Set exercise: Return every line of the material exactly.

Stored rows:
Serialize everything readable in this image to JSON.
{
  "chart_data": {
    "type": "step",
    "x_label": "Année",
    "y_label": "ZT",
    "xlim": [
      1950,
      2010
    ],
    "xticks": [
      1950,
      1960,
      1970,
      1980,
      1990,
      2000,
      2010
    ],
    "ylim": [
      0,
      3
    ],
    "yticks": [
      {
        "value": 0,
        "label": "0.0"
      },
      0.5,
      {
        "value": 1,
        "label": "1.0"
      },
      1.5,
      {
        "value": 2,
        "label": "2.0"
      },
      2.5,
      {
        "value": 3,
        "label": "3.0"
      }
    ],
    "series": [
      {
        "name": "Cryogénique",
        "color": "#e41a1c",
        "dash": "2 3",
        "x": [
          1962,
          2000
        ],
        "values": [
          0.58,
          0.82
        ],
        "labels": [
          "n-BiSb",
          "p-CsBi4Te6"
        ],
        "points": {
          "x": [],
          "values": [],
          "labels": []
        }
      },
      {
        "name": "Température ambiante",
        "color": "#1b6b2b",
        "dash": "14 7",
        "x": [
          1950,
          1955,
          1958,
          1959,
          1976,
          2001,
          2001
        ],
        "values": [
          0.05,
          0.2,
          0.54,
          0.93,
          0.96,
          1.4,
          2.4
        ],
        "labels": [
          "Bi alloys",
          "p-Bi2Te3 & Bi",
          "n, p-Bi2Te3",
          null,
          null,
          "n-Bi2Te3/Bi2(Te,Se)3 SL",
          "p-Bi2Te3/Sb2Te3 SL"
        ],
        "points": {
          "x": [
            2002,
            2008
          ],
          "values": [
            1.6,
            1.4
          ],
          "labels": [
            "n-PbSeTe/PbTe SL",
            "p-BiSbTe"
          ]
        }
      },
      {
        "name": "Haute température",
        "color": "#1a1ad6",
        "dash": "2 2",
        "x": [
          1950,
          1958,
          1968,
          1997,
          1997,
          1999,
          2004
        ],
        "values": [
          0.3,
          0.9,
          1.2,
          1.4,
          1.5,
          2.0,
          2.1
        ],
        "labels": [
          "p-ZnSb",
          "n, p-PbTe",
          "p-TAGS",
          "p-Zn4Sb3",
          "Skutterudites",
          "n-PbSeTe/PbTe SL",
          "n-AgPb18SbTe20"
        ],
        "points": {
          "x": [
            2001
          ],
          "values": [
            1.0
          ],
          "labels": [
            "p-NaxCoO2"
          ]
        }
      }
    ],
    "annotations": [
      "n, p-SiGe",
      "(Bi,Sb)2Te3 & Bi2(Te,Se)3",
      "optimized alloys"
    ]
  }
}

Full solution:
Serialize everything readable in this image to JSON.
{
  "chart_data": {
    "type": "step",
    "x_label": "Année",
    "y_label": "ZT",
    "xlim": [
      1950,
      2010
    ],
    "xticks": [
      1950,
      1960,
      1970,
      1980,
      1990,
      2000,
      2010
    ],
    "ylim": [
      0,
      3
    ],
    "yticks": [
      {
        "value": 0,
        "label": "0.0"
      },
      0.5,
      {
        "value": 1,
        "label": "1.0"
      },
      1.5,
      {
        "value": 2,
        "label": "2.0"
      },
      2.5,
      {
        "value": 3,
        "label": "3.0"
      }
    ],
    "series": [
      {
        "name": "Cryogénique",
        "color": "#e41a1c",
        "dash": "2 3",
        "x": [
          1962,
          2000
        ],
        "values": [
          0.58,
          0.82
        ],
        "labels": [
          "n-BiSb",
          "p-CsBi4Te6"
        ],
        "points": {
          "x": [],
          "values": [],
          "labels": []
        }
      },
      {
        "name": "Température ambiante",
        "color": "#1b6b2b",
        "dash": "14 7",
        "x": [
          1950,
          1955,
          1958,
          1959,
          1976,
          2001,
          2001
        ],
        "values": [
          0.05,
          0.2,
          0.54,
          0.93,
          0.96,
          1.4,
          2.4
        ],
        "labels": [
          "Bi alloys",
          "p-Bi2Te3 & Bi",
          "n, p-Bi2Te3",
          null,
          null,
          "n-Bi2Te3/Bi2(Te,Se)3 SL",
          "p-Bi2Te3/Sb2Te3 SL"
        ],
        "points": {
          "x": [
            2002,
            2008
          ],
          "values": [
            1.6,
            1.4
          ],
          "labels": [
            "n-PbSeTe/PbTe SL",
            "p-BiSbTe"
          ]
        }
      },
      {
        "name": "Haute température",
        "color": "#1a1ad6",
        "dash": "2 2",
        "x": [
          1950,
          1958,
          1968,
          1997,
          1997,
          1999,
          2004
        ],
        "values": [
          0.3,
          0.9,
          1.2,
          1.4,
          1.5,
          2.0,
          2.1
        ],
        "labels": [
          "p-ZnSb",
          "n, p-PbTe",
          "p-TAGS",
          "p-Zn4Sb3",
          "Skutterudites",
          "n-PbSeTe/PbTe SL",
          "n-AgPb18SbTe20"
        ],
        "points": {
          "x": [
            2001
          ],
          "values": [
            1.0
          ],
          "labels": [
            "p-NaxCoO2"
          ]
        }
      }
    ],
    "annotations": [
      "n, p-SiGe",
      "(Bi,Sb)2Te3 & Bi2(Te,Se)3",
      "optimized alloys"
    ]
  }
}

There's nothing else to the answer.